▶ _WRITTEN EXERCISE_: Scan the data beneath this task and copy each line that includes "under".
---*---
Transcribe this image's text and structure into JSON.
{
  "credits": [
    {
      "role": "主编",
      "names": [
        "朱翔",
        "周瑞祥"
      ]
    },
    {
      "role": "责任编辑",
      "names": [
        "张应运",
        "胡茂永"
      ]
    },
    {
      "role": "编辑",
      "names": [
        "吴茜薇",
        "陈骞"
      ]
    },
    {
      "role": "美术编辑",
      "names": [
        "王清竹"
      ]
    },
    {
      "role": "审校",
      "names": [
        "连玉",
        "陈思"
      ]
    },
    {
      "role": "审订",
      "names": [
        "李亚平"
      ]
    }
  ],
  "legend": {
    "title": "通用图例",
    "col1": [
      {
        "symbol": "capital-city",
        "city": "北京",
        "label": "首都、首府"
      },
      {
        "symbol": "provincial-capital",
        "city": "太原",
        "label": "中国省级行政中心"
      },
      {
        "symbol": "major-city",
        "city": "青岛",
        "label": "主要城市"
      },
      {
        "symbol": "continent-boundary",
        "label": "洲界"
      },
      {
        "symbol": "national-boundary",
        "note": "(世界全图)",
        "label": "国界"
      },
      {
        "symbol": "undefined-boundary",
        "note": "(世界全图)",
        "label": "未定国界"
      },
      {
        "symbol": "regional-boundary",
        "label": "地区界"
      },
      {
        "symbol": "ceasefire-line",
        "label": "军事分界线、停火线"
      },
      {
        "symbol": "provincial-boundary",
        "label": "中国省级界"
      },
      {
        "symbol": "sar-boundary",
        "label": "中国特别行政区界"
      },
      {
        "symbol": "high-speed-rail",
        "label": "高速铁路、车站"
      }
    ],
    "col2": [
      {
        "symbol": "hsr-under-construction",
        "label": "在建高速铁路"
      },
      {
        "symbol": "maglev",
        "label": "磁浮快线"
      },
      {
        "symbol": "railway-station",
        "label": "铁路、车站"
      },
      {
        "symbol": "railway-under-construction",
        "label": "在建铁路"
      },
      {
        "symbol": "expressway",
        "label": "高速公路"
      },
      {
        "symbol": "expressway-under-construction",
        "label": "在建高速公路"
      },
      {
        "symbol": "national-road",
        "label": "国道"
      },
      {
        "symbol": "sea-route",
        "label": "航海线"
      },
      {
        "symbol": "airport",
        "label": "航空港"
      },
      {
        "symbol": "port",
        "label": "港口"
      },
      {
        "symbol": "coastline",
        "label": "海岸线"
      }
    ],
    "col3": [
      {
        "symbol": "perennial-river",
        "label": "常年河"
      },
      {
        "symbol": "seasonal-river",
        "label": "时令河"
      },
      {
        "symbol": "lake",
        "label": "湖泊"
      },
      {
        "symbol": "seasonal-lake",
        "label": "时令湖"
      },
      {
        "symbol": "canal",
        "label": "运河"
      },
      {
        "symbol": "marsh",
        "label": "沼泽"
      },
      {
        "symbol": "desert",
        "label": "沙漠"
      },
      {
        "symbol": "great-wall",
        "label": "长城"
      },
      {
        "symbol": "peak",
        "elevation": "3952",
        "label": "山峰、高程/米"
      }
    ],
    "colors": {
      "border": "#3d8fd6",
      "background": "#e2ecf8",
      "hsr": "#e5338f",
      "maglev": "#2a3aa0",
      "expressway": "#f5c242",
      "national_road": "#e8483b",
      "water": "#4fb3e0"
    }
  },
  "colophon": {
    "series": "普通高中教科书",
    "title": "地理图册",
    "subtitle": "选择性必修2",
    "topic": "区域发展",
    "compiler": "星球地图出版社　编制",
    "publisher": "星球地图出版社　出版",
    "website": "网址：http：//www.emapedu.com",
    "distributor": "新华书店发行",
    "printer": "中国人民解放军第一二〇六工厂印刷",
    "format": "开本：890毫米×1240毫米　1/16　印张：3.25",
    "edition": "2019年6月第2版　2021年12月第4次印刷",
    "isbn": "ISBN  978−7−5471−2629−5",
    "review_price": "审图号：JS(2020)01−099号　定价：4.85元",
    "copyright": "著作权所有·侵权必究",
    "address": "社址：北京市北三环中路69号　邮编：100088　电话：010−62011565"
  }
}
---*---
▶ _RESULT OF THIS EXERCISE_:
        "symbol": "hsr-under-construction",
        "symbol": "railway-under-construction",
        "symbol": "expressway-under-construction",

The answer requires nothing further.